▶ [PROBLEM STATEMENT]: Scan the records and identify every line in which the string "text" occurs, then return those lines.

____________________

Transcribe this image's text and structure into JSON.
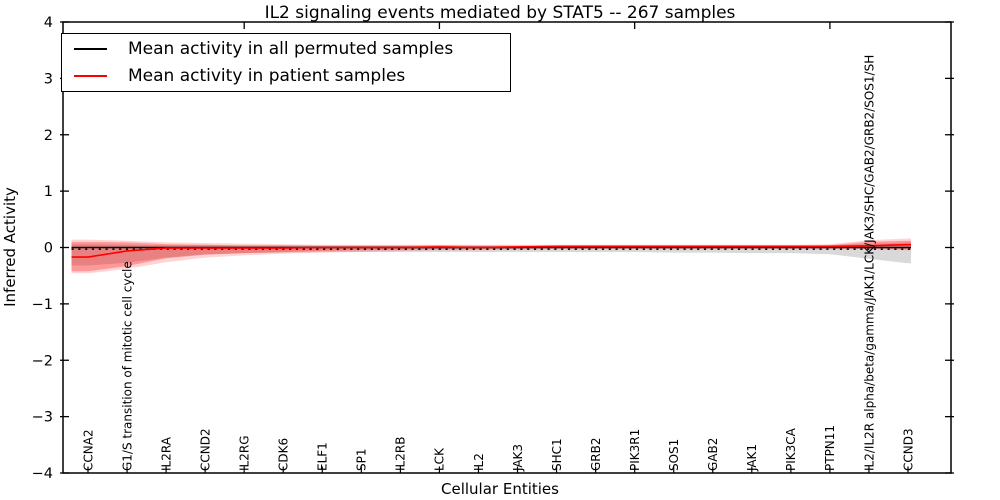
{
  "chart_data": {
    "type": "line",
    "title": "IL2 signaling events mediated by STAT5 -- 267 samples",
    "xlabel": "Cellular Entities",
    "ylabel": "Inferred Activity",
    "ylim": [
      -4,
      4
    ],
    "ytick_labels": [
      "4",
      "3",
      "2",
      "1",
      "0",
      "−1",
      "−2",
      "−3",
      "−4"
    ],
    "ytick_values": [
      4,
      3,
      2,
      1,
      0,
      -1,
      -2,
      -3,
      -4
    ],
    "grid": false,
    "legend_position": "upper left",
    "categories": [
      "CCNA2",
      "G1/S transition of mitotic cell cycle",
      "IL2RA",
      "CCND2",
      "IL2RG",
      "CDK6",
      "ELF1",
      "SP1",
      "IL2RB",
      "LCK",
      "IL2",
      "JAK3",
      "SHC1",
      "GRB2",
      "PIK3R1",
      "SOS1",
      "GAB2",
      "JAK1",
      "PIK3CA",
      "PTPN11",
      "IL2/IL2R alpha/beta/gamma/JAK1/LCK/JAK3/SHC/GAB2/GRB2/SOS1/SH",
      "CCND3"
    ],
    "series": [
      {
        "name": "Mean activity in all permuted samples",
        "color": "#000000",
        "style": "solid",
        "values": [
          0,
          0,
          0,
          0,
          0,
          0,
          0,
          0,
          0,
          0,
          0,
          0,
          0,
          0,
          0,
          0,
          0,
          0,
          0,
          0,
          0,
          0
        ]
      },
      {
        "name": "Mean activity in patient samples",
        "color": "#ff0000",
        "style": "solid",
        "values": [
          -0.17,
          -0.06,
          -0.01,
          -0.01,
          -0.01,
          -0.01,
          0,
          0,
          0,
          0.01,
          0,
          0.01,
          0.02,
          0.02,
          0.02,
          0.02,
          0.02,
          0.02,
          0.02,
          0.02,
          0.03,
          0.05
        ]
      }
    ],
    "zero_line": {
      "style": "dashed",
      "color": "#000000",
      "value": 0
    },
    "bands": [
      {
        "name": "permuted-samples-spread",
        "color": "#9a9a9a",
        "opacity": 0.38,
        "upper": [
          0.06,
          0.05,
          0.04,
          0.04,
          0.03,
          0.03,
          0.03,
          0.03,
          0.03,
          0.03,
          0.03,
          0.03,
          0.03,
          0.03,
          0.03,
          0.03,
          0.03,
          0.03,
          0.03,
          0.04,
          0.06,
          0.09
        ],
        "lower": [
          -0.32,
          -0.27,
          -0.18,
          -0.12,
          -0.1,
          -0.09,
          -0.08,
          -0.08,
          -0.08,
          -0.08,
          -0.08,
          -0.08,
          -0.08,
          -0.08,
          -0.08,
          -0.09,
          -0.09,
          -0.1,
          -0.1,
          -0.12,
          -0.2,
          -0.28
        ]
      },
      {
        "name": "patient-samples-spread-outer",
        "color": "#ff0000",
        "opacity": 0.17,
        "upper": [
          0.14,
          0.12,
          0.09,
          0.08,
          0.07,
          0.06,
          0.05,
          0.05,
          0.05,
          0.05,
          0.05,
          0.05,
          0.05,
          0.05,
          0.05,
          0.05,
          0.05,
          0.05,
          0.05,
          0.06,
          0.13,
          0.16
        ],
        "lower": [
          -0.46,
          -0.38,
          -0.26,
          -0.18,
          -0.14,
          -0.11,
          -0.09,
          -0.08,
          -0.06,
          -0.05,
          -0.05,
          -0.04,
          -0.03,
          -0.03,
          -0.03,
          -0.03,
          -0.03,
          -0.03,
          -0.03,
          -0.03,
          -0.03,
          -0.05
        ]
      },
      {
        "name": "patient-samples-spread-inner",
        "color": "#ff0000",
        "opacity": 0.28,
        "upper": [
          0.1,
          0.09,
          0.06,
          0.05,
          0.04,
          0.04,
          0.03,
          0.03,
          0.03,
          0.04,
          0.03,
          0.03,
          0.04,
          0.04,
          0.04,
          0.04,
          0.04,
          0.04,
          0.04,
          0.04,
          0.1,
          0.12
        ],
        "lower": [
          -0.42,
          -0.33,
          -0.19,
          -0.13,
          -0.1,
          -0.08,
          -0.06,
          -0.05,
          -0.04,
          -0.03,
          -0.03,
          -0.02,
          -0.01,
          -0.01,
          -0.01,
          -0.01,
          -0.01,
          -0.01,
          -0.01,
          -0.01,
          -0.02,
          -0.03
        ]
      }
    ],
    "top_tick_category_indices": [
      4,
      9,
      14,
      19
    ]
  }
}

____________________

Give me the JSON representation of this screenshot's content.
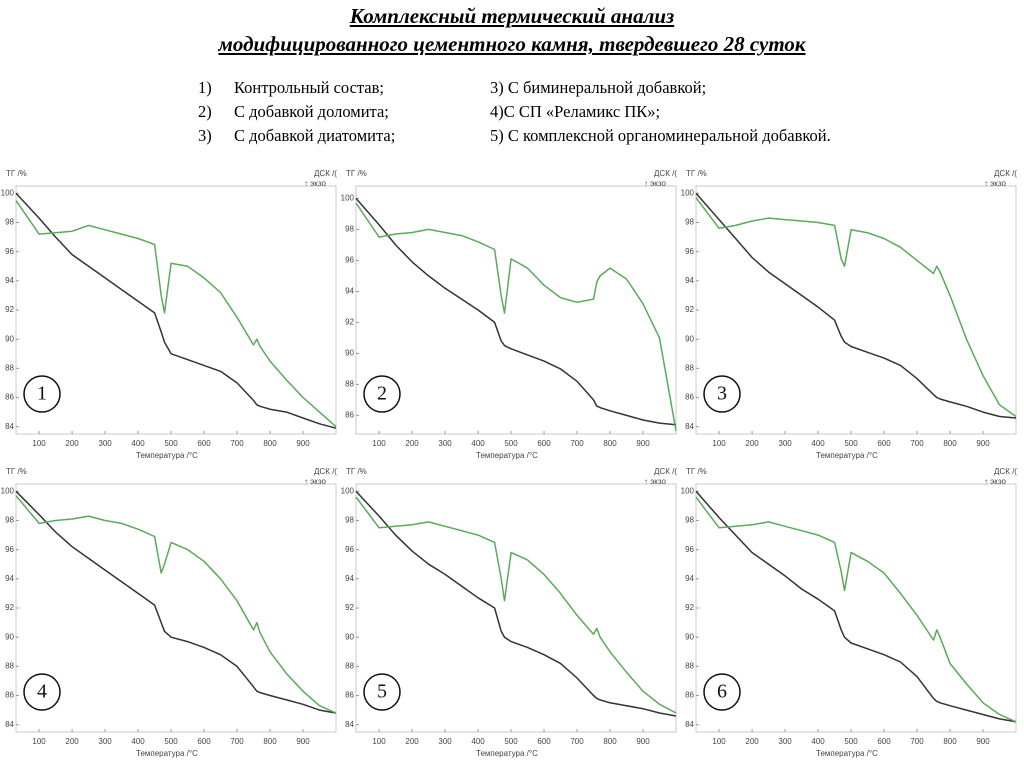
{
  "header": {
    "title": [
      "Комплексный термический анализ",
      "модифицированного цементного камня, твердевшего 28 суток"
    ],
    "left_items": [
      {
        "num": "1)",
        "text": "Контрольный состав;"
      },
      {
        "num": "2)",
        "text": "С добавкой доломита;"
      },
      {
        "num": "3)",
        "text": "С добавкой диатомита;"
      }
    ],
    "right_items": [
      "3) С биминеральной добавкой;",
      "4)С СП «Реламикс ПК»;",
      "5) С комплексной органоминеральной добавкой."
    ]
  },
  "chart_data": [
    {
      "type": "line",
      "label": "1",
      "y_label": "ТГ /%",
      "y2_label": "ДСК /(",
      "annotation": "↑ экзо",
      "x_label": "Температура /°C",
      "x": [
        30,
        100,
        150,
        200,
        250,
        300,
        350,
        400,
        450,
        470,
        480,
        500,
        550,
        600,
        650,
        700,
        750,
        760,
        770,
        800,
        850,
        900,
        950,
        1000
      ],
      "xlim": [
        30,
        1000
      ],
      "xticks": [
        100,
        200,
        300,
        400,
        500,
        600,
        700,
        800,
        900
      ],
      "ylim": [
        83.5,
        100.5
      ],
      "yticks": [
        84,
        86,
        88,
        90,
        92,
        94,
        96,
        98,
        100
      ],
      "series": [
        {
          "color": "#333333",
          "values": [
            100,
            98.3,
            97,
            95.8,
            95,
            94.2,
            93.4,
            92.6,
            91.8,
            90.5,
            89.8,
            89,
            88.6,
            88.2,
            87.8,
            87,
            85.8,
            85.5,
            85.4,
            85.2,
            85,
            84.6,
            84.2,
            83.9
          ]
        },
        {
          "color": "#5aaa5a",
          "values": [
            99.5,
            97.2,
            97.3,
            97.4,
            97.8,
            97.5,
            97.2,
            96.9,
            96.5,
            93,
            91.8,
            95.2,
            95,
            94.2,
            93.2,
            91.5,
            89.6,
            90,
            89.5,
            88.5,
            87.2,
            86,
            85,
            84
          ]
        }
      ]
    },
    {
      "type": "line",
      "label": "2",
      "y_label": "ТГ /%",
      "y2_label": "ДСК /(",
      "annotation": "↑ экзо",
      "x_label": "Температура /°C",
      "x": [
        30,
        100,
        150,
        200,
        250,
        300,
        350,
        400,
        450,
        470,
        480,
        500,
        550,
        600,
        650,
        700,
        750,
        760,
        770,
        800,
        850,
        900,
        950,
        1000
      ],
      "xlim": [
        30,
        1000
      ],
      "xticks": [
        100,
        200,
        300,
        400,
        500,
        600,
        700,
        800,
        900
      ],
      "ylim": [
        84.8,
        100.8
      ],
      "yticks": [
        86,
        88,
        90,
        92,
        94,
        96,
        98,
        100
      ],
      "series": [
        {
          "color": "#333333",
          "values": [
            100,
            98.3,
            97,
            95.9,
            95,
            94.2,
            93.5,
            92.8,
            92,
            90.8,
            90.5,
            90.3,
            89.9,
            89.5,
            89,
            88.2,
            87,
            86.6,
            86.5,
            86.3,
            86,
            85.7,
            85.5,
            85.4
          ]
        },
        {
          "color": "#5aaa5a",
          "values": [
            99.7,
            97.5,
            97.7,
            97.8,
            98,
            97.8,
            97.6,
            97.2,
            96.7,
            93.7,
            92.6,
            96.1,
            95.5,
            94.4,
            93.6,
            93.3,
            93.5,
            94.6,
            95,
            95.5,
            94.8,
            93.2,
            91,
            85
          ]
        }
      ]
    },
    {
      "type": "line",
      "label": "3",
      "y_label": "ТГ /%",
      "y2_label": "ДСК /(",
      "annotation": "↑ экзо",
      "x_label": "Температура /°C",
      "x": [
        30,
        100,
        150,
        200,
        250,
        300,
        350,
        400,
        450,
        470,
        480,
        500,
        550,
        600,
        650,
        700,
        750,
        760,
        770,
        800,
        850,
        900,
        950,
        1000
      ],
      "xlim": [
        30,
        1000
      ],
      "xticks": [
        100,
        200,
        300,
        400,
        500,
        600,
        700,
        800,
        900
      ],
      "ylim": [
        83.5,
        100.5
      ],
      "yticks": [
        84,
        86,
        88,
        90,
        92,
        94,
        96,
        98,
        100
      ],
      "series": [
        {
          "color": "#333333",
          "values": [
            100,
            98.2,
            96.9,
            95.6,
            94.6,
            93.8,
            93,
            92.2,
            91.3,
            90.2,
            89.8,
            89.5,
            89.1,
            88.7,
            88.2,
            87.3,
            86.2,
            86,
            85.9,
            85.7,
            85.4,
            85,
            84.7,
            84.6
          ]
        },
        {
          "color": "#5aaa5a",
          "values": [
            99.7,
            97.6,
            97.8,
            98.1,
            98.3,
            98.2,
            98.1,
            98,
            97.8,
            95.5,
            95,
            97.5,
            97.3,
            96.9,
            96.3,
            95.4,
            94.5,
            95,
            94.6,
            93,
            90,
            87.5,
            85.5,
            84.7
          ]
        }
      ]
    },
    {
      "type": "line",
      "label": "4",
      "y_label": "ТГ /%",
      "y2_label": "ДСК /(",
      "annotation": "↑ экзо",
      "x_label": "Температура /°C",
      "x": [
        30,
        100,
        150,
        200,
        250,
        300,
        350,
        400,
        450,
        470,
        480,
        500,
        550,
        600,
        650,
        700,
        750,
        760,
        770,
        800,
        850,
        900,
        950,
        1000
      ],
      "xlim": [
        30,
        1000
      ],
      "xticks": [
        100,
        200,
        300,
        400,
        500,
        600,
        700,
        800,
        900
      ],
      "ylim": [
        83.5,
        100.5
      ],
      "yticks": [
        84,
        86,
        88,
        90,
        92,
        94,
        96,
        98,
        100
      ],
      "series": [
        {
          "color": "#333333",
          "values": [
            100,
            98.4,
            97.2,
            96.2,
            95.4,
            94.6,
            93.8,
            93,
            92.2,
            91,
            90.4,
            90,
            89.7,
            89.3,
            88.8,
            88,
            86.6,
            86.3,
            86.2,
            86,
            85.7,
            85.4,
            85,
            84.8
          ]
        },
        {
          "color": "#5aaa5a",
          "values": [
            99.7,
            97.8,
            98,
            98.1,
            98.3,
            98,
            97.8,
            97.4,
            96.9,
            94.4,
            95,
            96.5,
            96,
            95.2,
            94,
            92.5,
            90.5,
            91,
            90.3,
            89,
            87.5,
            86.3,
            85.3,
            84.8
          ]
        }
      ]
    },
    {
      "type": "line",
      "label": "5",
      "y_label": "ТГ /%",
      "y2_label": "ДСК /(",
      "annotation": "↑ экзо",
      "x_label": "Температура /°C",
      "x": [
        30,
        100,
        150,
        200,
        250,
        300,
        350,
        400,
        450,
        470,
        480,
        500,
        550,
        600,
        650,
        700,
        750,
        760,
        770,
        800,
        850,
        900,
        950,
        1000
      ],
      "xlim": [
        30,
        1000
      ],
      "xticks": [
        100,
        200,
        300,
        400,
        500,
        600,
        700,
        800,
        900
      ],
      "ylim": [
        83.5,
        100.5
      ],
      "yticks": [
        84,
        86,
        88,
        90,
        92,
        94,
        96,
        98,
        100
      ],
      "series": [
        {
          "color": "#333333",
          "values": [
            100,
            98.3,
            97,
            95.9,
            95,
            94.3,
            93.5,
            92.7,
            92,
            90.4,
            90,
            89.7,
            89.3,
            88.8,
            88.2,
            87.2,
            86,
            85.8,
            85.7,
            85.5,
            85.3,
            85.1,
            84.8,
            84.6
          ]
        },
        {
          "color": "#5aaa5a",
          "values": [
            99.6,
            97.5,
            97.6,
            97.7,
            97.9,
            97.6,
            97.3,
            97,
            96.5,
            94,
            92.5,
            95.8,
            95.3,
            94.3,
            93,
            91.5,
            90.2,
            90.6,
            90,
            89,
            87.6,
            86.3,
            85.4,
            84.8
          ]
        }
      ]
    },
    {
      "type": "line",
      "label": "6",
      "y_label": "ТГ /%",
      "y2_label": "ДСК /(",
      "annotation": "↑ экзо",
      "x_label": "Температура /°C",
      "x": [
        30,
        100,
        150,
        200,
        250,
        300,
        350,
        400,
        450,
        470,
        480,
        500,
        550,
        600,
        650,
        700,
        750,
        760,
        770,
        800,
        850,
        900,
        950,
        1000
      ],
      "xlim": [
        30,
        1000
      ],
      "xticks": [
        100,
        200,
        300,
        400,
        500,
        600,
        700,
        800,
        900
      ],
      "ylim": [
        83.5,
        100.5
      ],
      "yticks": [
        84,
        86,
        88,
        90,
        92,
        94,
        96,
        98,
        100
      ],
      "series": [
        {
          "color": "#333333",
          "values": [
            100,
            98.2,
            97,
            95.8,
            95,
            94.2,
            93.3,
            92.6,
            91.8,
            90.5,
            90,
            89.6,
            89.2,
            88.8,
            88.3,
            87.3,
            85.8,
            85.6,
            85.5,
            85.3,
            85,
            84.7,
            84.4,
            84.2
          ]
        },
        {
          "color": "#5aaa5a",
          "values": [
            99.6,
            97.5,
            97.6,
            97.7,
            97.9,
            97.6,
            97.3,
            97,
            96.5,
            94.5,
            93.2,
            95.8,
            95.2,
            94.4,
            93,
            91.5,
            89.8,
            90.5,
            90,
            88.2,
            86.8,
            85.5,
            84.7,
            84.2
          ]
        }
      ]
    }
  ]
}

____________________

▶ [OUTPUT FOR THIS EXERCISE]:
Transcribe this image's text and structure into JSON.
        "text": "Контрольный состав;"
        "text": "С добавкой доломита;"
        "text": "С добавкой диатомита;"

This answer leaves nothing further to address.